(Figure contents as structured data)
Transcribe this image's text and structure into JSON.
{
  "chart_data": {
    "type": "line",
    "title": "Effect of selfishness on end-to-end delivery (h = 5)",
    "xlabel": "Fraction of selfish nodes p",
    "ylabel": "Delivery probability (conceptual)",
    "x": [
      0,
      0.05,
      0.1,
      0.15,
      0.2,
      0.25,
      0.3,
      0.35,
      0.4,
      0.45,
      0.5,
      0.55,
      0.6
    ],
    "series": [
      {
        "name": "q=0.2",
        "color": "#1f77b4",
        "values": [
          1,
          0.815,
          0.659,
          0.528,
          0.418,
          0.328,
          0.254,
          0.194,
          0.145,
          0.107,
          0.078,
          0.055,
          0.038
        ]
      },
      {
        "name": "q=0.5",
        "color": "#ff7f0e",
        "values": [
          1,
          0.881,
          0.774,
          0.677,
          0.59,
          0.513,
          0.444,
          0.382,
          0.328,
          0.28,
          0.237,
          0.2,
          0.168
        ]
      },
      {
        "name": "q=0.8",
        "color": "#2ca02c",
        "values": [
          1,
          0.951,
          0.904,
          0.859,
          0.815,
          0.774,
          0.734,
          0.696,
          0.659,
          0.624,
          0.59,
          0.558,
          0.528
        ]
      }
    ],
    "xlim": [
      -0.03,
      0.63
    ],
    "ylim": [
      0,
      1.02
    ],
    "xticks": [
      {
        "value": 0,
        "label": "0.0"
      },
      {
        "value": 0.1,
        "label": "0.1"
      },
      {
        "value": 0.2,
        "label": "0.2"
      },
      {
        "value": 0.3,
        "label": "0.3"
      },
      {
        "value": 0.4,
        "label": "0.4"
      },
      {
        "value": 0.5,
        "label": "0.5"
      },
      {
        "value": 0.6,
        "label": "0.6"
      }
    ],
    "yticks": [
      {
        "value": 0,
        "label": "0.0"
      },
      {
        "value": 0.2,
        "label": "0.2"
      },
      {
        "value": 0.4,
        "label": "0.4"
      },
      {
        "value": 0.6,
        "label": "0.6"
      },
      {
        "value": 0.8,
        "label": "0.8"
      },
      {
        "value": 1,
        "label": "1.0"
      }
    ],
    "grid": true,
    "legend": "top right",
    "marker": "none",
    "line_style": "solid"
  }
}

Request. Set down all of the records shown above once more, exactly.

Output.
Transcribe this image's text and structure into JSON.
{
  "chart_data": {
    "type": "line",
    "title": "Effect of selfishness on end-to-end delivery (h = 5)",
    "xlabel": "Fraction of selfish nodes p",
    "ylabel": "Delivery probability (conceptual)",
    "x": [
      0,
      0.05,
      0.1,
      0.15,
      0.2,
      0.25,
      0.3,
      0.35,
      0.4,
      0.45,
      0.5,
      0.55,
      0.6
    ],
    "series": [
      {
        "name": "q=0.2",
        "color": "#1f77b4",
        "values": [
          1,
          0.815,
          0.659,
          0.528,
          0.418,
          0.328,
          0.254,
          0.194,
          0.145,
          0.107,
          0.078,
          0.055,
          0.038
        ]
      },
      {
        "name": "q=0.5",
        "color": "#ff7f0e",
        "values": [
          1,
          0.881,
          0.774,
          0.677,
          0.59,
          0.513,
          0.444,
          0.382,
          0.328,
          0.28,
          0.237,
          0.2,
          0.168
        ]
      },
      {
        "name": "q=0.8",
        "color": "#2ca02c",
        "values": [
          1,
          0.951,
          0.904,
          0.859,
          0.815,
          0.774,
          0.734,
          0.696,
          0.659,
          0.624,
          0.59,
          0.558,
          0.528
        ]
      }
    ],
    "xlim": [
      -0.03,
      0.63
    ],
    "ylim": [
      0,
      1.02
    ],
    "xticks": [
      {
        "value": 0,
        "label": "0.0"
      },
      {
        "value": 0.1,
        "label": "0.1"
      },
      {
        "value": 0.2,
        "label": "0.2"
      },
      {
        "value": 0.3,
        "label": "0.3"
      },
      {
        "value": 0.4,
        "label": "0.4"
      },
      {
        "value": 0.5,
        "label": "0.5"
      },
      {
        "value": 0.6,
        "label": "0.6"
      }
    ],
    "yticks": [
      {
        "value": 0,
        "label": "0.0"
      },
      {
        "value": 0.2,
        "label": "0.2"
      },
      {
        "value": 0.4,
        "label": "0.4"
      },
      {
        "value": 0.6,
        "label": "0.6"
      },
      {
        "value": 0.8,
        "label": "0.8"
      },
      {
        "value": 1,
        "label": "1.0"
      }
    ],
    "grid": true,
    "legend": "top right",
    "marker": "none",
    "line_style": "solid"
  }
}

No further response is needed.